**Your goal:**
Lines containing the string "page" are to be collected in full.

(Some records)

/---

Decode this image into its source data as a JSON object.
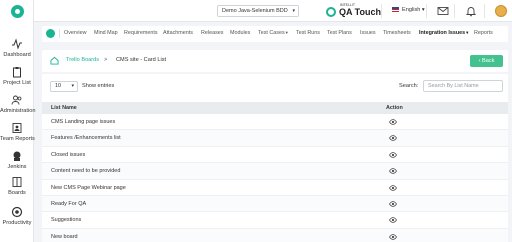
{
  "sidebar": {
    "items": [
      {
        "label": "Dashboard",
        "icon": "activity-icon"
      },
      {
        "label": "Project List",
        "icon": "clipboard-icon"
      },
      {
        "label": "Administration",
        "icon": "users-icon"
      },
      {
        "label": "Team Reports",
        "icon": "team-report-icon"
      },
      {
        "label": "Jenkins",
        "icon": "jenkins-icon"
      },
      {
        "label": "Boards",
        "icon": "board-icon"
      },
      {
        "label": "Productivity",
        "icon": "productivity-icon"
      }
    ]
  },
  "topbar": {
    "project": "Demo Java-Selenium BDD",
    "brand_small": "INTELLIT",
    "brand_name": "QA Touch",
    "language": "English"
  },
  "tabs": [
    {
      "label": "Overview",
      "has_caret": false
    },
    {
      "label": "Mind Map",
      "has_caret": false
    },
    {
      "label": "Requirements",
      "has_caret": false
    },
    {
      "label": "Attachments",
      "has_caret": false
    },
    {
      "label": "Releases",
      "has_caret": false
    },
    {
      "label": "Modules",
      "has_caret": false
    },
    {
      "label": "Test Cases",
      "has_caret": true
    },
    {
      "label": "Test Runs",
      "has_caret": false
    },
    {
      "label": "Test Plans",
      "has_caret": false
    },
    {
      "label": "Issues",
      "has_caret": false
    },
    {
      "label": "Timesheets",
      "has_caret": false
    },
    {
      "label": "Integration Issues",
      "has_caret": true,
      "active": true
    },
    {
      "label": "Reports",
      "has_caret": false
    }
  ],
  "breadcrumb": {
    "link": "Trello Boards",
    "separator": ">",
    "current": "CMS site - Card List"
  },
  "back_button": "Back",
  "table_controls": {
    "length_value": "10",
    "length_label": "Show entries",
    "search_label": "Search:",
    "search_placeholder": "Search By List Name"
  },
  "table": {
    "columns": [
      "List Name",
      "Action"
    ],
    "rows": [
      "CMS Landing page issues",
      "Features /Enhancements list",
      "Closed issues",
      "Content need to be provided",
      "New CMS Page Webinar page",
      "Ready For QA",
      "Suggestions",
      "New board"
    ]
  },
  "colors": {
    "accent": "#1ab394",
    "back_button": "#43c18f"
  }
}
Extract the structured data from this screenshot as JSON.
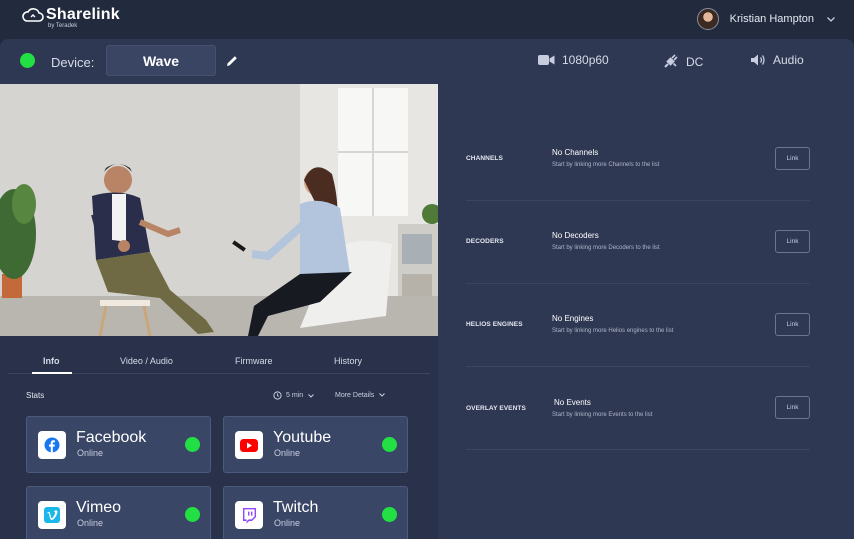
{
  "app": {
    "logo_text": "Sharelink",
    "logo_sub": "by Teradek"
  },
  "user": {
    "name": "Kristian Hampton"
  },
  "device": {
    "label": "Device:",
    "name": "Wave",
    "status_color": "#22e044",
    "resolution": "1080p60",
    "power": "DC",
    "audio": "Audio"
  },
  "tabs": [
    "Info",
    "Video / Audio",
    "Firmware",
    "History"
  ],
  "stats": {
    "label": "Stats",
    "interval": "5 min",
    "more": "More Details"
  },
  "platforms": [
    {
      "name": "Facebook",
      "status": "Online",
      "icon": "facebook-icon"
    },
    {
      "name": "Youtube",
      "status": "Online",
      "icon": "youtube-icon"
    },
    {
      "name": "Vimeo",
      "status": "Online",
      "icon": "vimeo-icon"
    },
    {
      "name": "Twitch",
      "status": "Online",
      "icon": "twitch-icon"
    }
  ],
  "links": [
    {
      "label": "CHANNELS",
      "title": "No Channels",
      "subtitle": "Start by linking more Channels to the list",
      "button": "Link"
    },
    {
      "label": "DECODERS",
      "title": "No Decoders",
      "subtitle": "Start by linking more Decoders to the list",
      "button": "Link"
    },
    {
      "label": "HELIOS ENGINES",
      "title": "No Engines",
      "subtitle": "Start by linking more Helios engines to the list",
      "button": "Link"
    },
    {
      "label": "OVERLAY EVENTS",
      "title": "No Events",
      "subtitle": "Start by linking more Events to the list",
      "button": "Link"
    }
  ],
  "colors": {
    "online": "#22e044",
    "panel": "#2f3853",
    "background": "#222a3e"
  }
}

\---
/---

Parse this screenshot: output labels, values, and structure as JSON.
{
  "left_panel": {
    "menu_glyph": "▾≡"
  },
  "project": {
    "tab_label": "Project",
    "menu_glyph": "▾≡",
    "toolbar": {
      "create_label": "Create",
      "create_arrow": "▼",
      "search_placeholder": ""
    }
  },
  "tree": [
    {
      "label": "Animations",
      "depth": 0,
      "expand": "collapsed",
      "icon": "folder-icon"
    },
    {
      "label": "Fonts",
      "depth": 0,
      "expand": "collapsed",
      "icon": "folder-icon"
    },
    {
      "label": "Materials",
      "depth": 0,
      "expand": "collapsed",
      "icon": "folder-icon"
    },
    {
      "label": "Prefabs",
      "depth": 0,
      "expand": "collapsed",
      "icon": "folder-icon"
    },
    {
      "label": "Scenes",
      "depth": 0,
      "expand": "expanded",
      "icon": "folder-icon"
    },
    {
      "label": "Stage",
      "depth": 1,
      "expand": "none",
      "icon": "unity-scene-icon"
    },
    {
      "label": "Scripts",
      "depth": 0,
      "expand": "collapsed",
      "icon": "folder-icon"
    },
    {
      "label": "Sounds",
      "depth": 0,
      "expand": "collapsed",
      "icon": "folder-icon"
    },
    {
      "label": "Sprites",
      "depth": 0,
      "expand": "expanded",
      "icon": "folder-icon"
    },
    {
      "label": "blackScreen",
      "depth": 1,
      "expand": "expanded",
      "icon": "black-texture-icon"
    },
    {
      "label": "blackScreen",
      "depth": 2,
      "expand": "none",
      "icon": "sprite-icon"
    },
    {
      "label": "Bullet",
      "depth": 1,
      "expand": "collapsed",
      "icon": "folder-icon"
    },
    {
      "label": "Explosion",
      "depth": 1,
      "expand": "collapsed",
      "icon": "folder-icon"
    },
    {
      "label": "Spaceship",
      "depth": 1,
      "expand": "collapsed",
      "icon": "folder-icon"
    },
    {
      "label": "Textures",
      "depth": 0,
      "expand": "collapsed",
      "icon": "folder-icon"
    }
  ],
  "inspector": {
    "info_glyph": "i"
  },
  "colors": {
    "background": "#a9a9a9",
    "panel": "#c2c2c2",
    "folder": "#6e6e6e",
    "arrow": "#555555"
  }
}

\---

**Solution for this task:**
      "CMS Landing page issues",
      "New CMS Page Webinar page",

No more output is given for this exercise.